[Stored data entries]
* * * * * * *

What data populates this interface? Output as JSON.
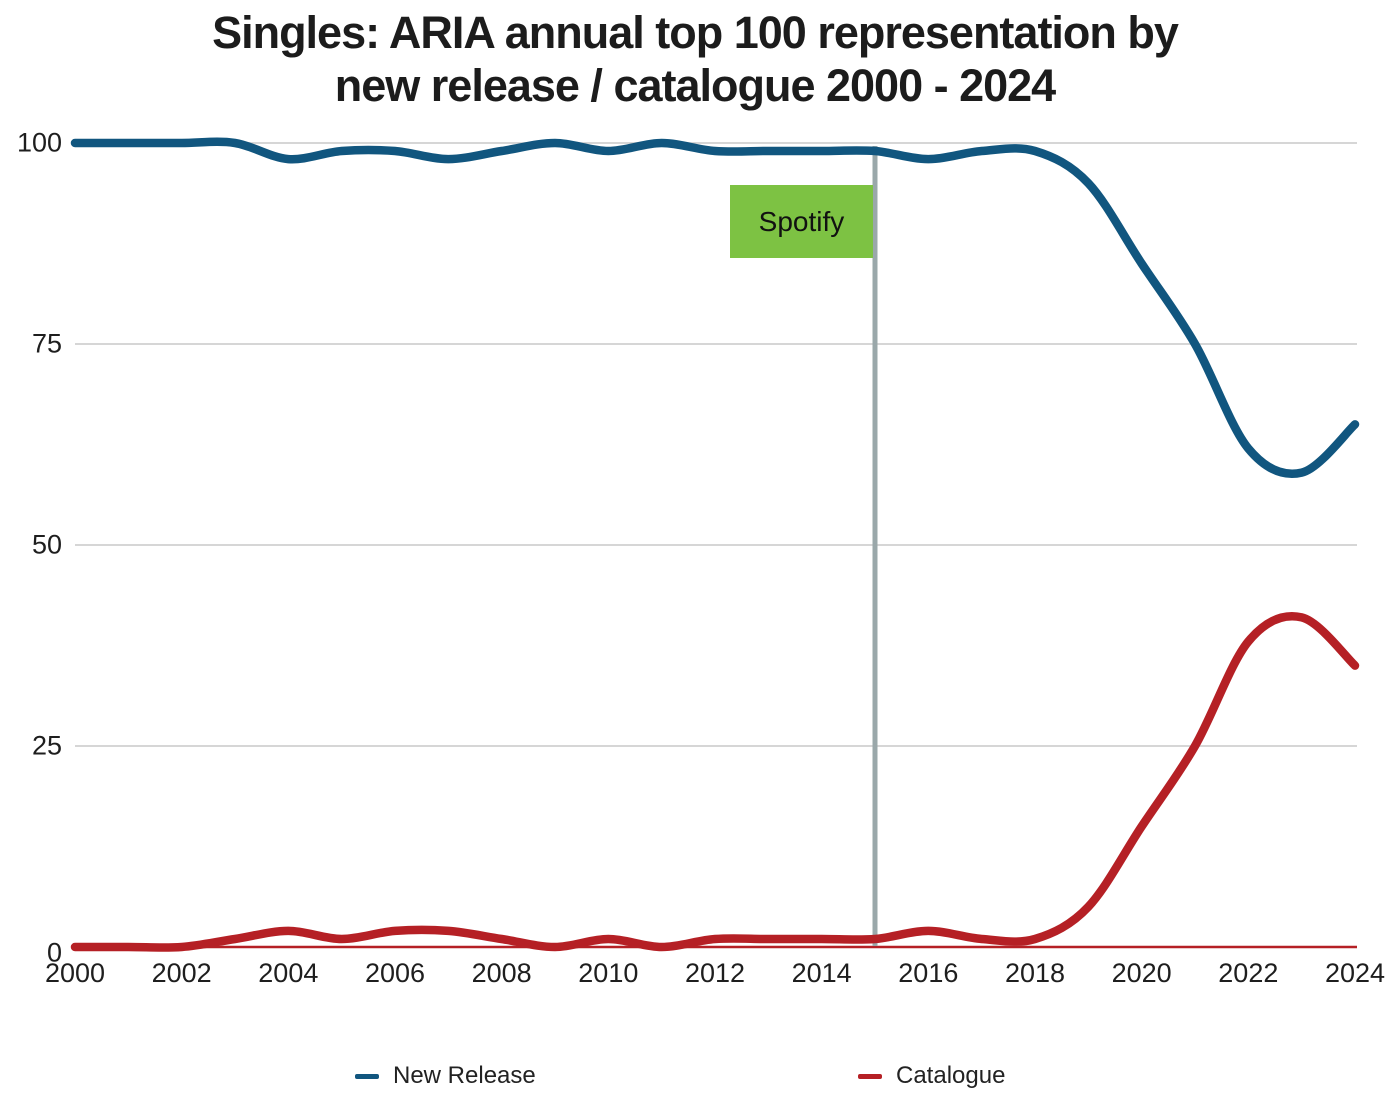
{
  "title_line1": "Singles: ARIA annual top 100 representation by",
  "title_line2": "new release / catalogue 2000 - 2024",
  "chart_data": {
    "type": "line",
    "title": "Singles: ARIA annual top 100 representation by new release / catalogue 2000 - 2024",
    "xlabel": "",
    "ylabel": "",
    "x": [
      2000,
      2001,
      2002,
      2003,
      2004,
      2005,
      2006,
      2007,
      2008,
      2009,
      2010,
      2011,
      2012,
      2013,
      2014,
      2015,
      2016,
      2017,
      2018,
      2019,
      2020,
      2021,
      2022,
      2023,
      2024
    ],
    "series": [
      {
        "name": "New Release",
        "color": "#11567f",
        "values": [
          100,
          100,
          100,
          100,
          98,
          99,
          99,
          98,
          99,
          100,
          99,
          100,
          99,
          99,
          99,
          99,
          98,
          99,
          99,
          95,
          85,
          75,
          62,
          59,
          65
        ]
      },
      {
        "name": "Catalogue",
        "color": "#b52025",
        "values": [
          0,
          0,
          0,
          1,
          2,
          1,
          2,
          2,
          1,
          0,
          1,
          0,
          1,
          1,
          1,
          1,
          2,
          1,
          1,
          5,
          15,
          25,
          38,
          41,
          35
        ]
      }
    ],
    "x_ticks": [
      2000,
      2002,
      2004,
      2006,
      2008,
      2010,
      2012,
      2014,
      2016,
      2018,
      2020,
      2022,
      2024
    ],
    "y_ticks": [
      0,
      25,
      50,
      75,
      100
    ],
    "xlim": [
      2000,
      2024
    ],
    "ylim": [
      0,
      100
    ],
    "grid": "horizontal",
    "baseline_color": "#b52025",
    "gridline_color": "#c9c9c9",
    "legend_position": "bottom",
    "annotation": {
      "label": "Spotify",
      "year": 2015,
      "line_color": "#9aa8aa",
      "box_color": "#7dc243"
    }
  },
  "legend": {
    "items": [
      {
        "label": "New Release",
        "color": "#11567f"
      },
      {
        "label": "Catalogue",
        "color": "#b52025"
      }
    ]
  },
  "annotation_label": "Spotify"
}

* * * * * * *

PROMPT
Only a number is wanted here: how many lines in the data above include the string "annual"?

WRITTEN SOLUTION
2